RECORDS PROVIDED:
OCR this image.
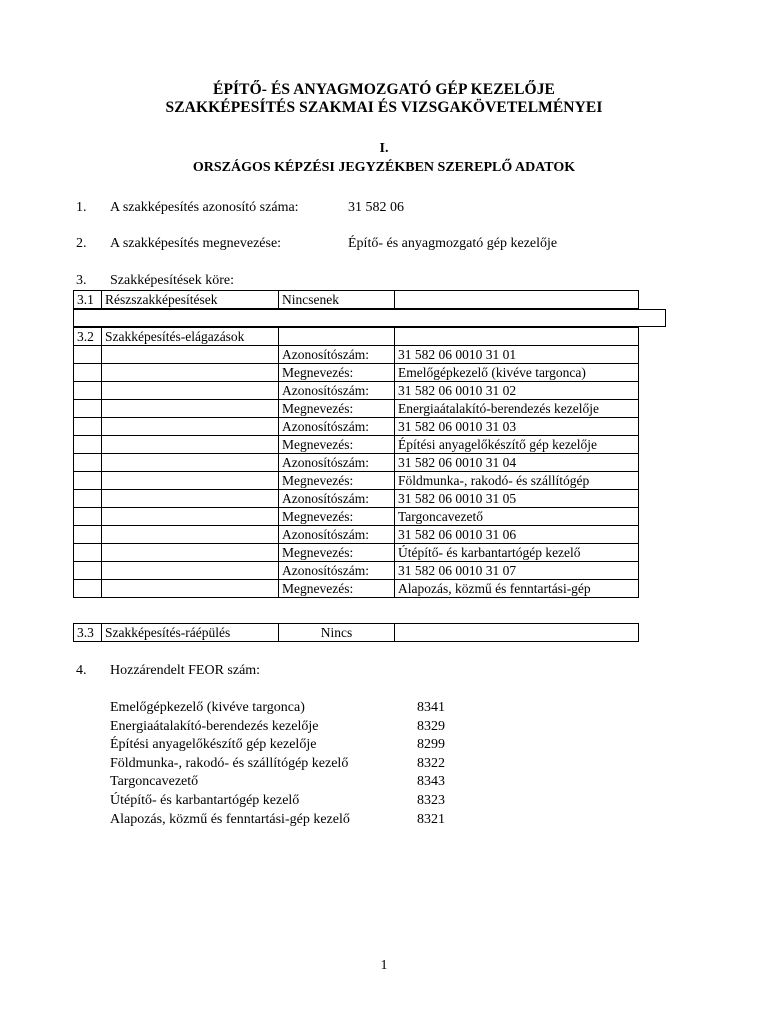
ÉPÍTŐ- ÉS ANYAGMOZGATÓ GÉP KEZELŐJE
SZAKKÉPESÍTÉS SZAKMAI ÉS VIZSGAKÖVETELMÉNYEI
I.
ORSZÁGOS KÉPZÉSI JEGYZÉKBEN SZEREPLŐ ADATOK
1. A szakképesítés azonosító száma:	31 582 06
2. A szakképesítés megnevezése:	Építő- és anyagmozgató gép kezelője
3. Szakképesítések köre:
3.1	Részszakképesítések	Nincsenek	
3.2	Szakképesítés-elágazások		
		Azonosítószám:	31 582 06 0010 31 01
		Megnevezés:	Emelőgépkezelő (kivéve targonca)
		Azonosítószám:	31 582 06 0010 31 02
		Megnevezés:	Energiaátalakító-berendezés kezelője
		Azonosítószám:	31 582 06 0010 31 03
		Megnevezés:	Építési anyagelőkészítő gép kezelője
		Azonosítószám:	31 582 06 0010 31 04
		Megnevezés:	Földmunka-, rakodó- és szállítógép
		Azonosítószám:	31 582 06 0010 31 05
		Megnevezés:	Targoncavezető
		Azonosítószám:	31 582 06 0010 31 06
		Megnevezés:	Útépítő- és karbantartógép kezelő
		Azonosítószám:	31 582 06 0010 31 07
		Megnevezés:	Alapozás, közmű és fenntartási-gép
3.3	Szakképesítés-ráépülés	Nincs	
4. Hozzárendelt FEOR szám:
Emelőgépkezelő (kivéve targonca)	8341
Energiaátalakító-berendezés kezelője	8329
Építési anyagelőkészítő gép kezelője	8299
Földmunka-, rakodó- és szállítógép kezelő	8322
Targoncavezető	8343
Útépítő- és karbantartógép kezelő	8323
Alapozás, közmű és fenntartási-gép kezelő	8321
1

TASK PROMPT: Omit every image. Quote each record exactly.

RESPONSE:
OCR this image.
ÉPÍTŐ- ÉS ANYAGMOZGATÓ GÉP KEZELŐJE
SZAKKÉPESÍTÉS SZAKMAI ÉS VIZSGAKÖVETELMÉNYEI
I.
ORSZÁGOS KÉPZÉSI JEGYZÉKBEN SZEREPLŐ ADATOK
1. A szakképesítés azonosító száma:	31 582 06
2. A szakképesítés megnevezése:	Építő- és anyagmozgató gép kezelője
3. Szakképesítések köre:
3.1	Részszakképesítések	Nincsenek	
3.2	Szakképesítés-elágazások		
		Azonosítószám:	31 582 06 0010 31 01
		Megnevezés:	Emelőgépkezelő (kivéve targonca)
		Azonosítószám:	31 582 06 0010 31 02
		Megnevezés:	Energiaátalakító-berendezés kezelője
		Azonosítószám:	31 582 06 0010 31 03
		Megnevezés:	Építési anyagelőkészítő gép kezelője
		Azonosítószám:	31 582 06 0010 31 04
		Megnevezés:	Földmunka-, rakodó- és szállítógép
		Azonosítószám:	31 582 06 0010 31 05
		Megnevezés:	Targoncavezető
		Azonosítószám:	31 582 06 0010 31 06
		Megnevezés:	Útépítő- és karbantartógép kezelő
		Azonosítószám:	31 582 06 0010 31 07
		Megnevezés:	Alapozás, közmű és fenntartási-gép
3.3	Szakképesítés-ráépülés	Nincs	
4. Hozzárendelt FEOR szám:
Emelőgépkezelő (kivéve targonca)	8341
Energiaátalakító-berendezés kezelője	8329
Építési anyagelőkészítő gép kezelője	8299
Földmunka-, rakodó- és szállítógép kezelő	8322
Targoncavezető	8343
Útépítő- és karbantartógép kezelő	8323
Alapozás, közmű és fenntartási-gép kezelő	8321
1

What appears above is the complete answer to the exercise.